Given request |
Collect all lines below with the string "color".

++++ Given records ++++

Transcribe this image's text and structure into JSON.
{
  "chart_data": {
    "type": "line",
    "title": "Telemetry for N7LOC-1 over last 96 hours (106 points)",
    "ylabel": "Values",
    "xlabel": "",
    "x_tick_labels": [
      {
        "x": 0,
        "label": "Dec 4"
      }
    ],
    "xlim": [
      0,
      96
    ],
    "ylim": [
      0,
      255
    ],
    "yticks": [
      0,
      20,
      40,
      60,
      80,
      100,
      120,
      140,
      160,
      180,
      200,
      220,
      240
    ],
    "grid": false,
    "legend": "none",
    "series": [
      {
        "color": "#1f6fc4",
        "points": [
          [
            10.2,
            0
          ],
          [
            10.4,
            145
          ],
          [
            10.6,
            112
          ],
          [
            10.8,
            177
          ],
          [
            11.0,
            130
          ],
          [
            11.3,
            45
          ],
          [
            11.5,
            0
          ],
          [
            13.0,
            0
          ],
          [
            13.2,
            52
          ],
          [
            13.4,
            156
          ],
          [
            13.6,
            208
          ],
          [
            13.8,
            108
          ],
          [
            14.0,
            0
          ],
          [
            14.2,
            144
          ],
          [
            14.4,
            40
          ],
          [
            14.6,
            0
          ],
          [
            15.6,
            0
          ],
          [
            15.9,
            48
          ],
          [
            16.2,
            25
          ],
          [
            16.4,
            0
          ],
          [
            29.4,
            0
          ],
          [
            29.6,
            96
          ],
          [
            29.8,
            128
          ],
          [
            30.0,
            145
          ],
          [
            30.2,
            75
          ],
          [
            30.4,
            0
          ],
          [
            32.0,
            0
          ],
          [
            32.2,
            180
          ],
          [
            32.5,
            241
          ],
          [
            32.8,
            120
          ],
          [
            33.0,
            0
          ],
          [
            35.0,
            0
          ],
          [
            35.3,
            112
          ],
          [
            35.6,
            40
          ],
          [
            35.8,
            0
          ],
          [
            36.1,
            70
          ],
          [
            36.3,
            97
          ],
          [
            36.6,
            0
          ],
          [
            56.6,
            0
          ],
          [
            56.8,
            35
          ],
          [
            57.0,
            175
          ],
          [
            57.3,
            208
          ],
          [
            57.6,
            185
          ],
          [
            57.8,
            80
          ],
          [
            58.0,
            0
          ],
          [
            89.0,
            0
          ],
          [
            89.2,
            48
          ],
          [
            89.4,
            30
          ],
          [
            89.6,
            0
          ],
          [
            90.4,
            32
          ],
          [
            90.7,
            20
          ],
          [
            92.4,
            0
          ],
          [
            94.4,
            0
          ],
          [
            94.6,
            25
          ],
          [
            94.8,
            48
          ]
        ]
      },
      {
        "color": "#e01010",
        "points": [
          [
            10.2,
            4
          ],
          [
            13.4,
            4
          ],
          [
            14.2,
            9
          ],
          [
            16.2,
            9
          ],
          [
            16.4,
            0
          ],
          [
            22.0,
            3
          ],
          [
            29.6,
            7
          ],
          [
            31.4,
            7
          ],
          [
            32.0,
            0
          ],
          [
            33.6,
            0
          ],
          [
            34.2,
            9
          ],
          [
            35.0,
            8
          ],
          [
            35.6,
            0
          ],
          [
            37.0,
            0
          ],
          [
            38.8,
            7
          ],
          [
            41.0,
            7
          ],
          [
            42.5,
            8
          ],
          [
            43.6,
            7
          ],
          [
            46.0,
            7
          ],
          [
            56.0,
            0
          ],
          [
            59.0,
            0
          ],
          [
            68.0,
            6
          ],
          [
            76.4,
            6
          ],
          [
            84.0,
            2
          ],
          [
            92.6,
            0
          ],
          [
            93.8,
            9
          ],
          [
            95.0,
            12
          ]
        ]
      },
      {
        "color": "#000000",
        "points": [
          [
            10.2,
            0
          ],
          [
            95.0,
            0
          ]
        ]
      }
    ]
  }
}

++++

Completed task |
        "color": "#1f6fc4",
        "color": "#e01010",
        "color": "#000000",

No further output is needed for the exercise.